» **REQUIREMENT**:
Resume the commentary on Mills and the British comics industry, writing on from its final sentence.

» **DOCUMENT SECTION**:

He also talks about how the brutal education he received at a school run by the De Lazare order inspired him to write the Nemesis the Warlock strip. The Terminators, and to a lesser extent Judge Dredd, were modelled on them. They were fanatical, and were quite sinister. He remarks that if you go on the internet you can find all sorts of tales about them.

He also talks about an abortive crossover story planned for Marshal Law and Batman. Marshal Law was a bitterly satirical, extremely violent and very funny strip published in the 1990s about a superhero in the devastated San Francisco of the early 21st century, who hates other superheroes. The superheroes in the strip were created for a Vietnam-like war in South America, and have come back disillusioned and traumatized by the conflict. As a result, they form violent street gangs, and Marshal Law is recruited by the police to clean them up. It was a very dark comic that relentlessly parodied superhero comics from a left-wing, feminist perspective. When DC announced they wanted to make the crossover, Mills thought that they weren’t really serious. But they were. So he and O’Neill decided that for the cover, they’d have the Marshal standing on a pile of bodies of the different versions of Batman from all across the alternative Earths of the Multiverse. Then DC’s management changed, and their story policy did too, and the idea was dropped.

Mills also discusses the various ways comics have been launched, only to be merged with other comics. With 2000AD the comic was merged with Tornado and then Starlord. It was a very cynical policy, as from the first these comics were intended to fail, but by merging them with 2000AD and other comics, the management presented it as giving their readers something new, even though it wasn’t, and they felt it was an intrusion. He also responds to another question about which comic he felt folded before its time. The obvious answer to this was Action, which upset the establishment so much that it was banned, before being sanitized and relaunched. Mills said that they knew the comic was doomed. The new editor, who was given control of it had previously edited – and this is almost unbelievable – Bobo the Rabbit – and so didn’t know what he was doing. Mills said that before then they had skated over what was just about unacceptable and knew just how far you could go. Because this new editor hadn’t had that experience, he didn’t, and the comic folded.

The comic that he really feels shouldn’t have folded, and could still have carried on today, was Battle. As for which comic he’d now be working on instead of 2000AD, if it had proved more successful, these were the girls’ comics, like Misty. They vastly outsold the boys’ comics, but ultimately folded because ‘the boys took over the sandbox’. The video ends with his answer to the question, ‘What is his favourite strip, that he wrote for?’ He thinks for a moment, before replying Nemesis the Warlock to massive cheering.

It’s a very interesting perspective on the British comics industry by one of its masters. Regarding Slaine, Mills has said before in his introduction to the Titan book, Slaine the King: Special Edition, that the achievements of our ancestors, the Celtic peoples, has been rubbed out of history in favour of the ‘stern but fair proto-Thatcherite Romans, who built the roads and made the chariots run on time’. I think part of the problem is that the legends Mills draws on – that of Gaelic Ireland and Scotland, and Brythonic Wales – are those of the Celtic peoples, who were defeated by the expanding Anglo-Normans, who made a concerted attempt to suppress their culture. As for the very frank admiration for the Romans, that partly comes from the classics-based education offered by the British public schools.

» **PROVIDED INFORMATION**:
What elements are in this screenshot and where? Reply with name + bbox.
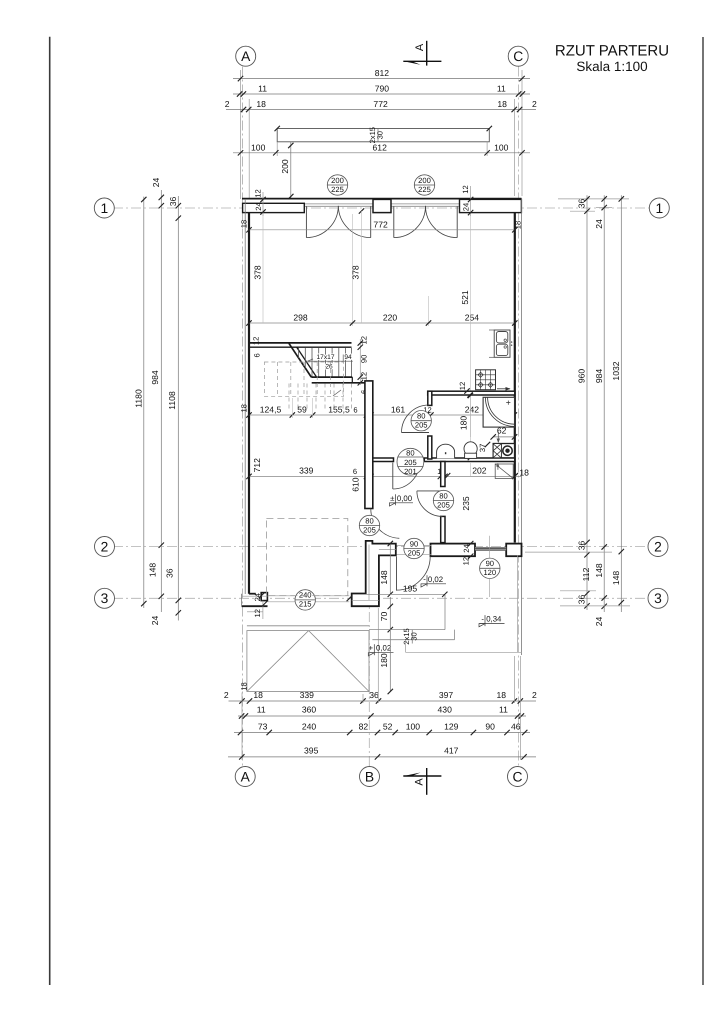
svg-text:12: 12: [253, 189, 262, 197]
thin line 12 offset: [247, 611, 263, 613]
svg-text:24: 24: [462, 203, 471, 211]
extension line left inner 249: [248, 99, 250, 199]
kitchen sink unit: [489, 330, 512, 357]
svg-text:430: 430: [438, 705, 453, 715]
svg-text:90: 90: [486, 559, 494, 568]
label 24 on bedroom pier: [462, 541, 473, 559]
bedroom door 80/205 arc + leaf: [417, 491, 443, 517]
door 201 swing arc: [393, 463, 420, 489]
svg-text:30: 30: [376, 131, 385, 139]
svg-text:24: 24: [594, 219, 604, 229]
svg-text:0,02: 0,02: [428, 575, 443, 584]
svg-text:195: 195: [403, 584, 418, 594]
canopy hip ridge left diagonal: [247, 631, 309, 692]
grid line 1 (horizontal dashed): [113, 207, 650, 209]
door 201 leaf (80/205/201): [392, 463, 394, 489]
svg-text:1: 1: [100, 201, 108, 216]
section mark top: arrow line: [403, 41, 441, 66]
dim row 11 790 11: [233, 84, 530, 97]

» **ANSWER**:
As for the very staid attitude of British comics in the 1970s, this was a problem. It was actually a period of crisis, when many of the comics were folding because they hadn’t moved with the times. Mills’ idea for a strip about a Black boxer is clearly modelled on Mohammed Ali, the great African-American athlete of the ring. Everyone knew Ali, and he was universally admired, even by kids like me, who didn’t understand or know much about the racial politics behind Ali’s superstardom. Ali said that he wanted to give his people a hero.

Even so, the idea of having a sympathetic Black supporting character was an improvement. Roger Sabin, in his book Comics, Comix and Graphic Novels: A History of Comic Art, published by Phaidon, notes just how racist British comics were in the 1960s. This was very controversial, as Black people naturally objected. Sabin cites one strip, in which the White hero uses two racial slurs for Blacks, and another abusive term for Gypsies. And showing the type of strips that appeared in the 1920s, there’s an illustration which shows the Black characters from a strip in one of D.C. Thompson’s comics, either the Dandy or Beano at the time. This was The Colony N*gs. Only they don’t use an asterisk to try to disguise the term.

As for his experiences with the monks running his school, unfortunately he’s not the only one, who suffered in this way. I’ve met a number of former Roman Catholics, who were turned off religion, and in some cases became bitterly against it, because of their experience being taught by monks and nuns. Several of Britain’s most beloved broadcasters from the Emerald Isle were also turned off religion because of this. Dave Allen, who regularly poked fun at religion, and particularly the Roman Catholic church, said that he became an atheist because of the cruelty and the way the priests tried to scare their young charges at his old school. And that mainstay of British radio, Terry Wogan, in a series he presented about Ireland and his life there, said exactly the same about the effect the hard attitude of the teachers at his old Roman Catholic school had on him.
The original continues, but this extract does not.